Report how many lines contain "Will", with no other words.
+-------+
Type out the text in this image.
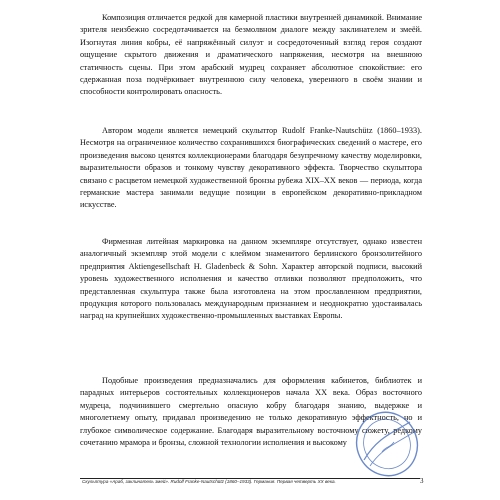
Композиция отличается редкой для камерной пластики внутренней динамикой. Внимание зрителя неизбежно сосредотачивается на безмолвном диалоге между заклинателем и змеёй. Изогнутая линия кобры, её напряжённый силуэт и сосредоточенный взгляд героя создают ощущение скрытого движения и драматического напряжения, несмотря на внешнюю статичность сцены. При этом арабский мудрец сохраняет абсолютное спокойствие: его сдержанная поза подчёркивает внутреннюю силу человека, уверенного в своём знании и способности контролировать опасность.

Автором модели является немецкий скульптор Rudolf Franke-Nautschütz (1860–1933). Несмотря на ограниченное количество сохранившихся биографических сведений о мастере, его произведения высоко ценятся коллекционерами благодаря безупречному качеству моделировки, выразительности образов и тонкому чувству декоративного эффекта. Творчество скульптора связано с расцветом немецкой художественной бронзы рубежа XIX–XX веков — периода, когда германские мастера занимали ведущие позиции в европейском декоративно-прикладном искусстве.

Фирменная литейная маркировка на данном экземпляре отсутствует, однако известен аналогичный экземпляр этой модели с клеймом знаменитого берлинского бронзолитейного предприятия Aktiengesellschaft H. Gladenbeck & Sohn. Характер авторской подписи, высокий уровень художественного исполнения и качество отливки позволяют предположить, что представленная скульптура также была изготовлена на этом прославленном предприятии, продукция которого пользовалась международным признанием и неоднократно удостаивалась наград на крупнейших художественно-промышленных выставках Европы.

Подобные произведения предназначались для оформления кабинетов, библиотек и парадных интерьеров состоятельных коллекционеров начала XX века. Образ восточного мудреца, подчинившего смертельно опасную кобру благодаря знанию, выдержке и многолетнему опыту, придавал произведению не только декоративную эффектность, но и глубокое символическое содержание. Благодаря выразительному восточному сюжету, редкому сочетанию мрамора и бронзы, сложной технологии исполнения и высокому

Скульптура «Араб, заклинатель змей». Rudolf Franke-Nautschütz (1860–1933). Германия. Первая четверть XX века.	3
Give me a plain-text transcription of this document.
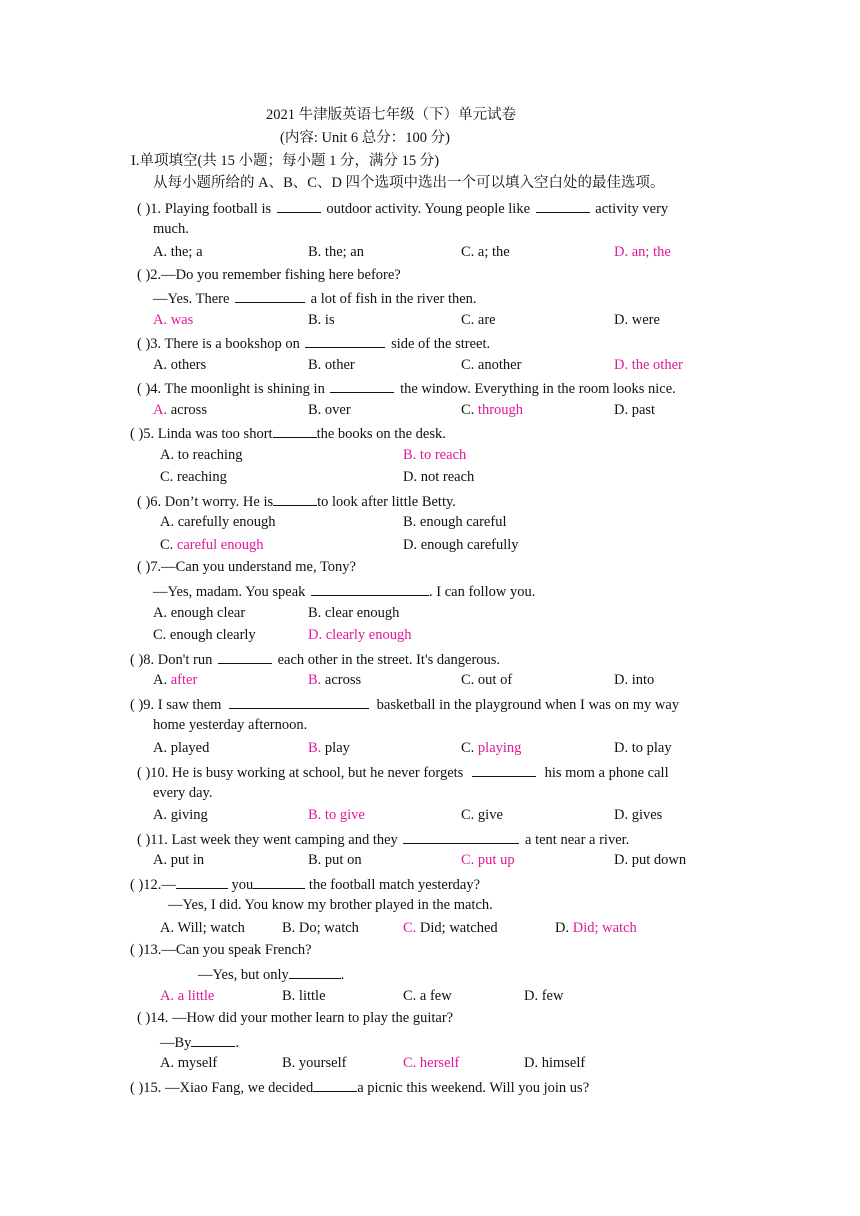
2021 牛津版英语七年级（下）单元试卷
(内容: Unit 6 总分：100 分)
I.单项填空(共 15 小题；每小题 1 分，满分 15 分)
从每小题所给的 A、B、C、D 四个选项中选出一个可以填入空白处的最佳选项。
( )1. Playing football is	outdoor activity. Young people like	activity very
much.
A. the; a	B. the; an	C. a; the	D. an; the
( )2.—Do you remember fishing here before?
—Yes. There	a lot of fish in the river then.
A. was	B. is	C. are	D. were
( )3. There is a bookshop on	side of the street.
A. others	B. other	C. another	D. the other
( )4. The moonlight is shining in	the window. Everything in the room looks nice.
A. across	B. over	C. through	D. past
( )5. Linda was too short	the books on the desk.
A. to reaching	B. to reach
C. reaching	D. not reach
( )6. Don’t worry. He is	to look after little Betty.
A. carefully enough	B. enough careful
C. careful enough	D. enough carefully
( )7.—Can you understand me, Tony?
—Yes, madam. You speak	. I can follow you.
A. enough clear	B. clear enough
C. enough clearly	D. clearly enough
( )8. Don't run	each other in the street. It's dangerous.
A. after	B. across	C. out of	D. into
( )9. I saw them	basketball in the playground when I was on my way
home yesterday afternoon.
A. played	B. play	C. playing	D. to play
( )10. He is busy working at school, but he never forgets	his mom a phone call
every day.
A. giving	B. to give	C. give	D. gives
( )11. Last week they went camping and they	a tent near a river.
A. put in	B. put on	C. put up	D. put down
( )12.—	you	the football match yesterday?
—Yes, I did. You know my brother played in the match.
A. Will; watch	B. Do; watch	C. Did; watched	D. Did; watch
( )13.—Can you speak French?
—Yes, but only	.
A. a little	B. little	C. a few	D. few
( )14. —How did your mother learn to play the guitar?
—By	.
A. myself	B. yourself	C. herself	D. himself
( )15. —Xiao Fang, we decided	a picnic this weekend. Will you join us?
+-------+
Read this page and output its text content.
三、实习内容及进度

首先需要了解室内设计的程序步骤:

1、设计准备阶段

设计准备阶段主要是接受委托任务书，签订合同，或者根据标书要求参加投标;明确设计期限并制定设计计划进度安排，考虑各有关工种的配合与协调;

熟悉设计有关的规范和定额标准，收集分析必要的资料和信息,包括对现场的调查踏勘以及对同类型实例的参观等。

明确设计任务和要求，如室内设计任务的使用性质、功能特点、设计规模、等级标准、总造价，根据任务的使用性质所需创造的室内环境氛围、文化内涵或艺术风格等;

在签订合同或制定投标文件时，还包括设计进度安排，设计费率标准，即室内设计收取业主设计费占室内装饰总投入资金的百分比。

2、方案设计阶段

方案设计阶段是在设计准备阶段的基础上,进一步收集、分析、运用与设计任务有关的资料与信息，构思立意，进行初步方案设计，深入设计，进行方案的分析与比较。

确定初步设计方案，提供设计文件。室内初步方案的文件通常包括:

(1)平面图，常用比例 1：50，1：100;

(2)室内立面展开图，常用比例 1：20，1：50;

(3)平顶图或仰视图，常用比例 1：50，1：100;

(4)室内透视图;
+-------+
TASK RESULT: 2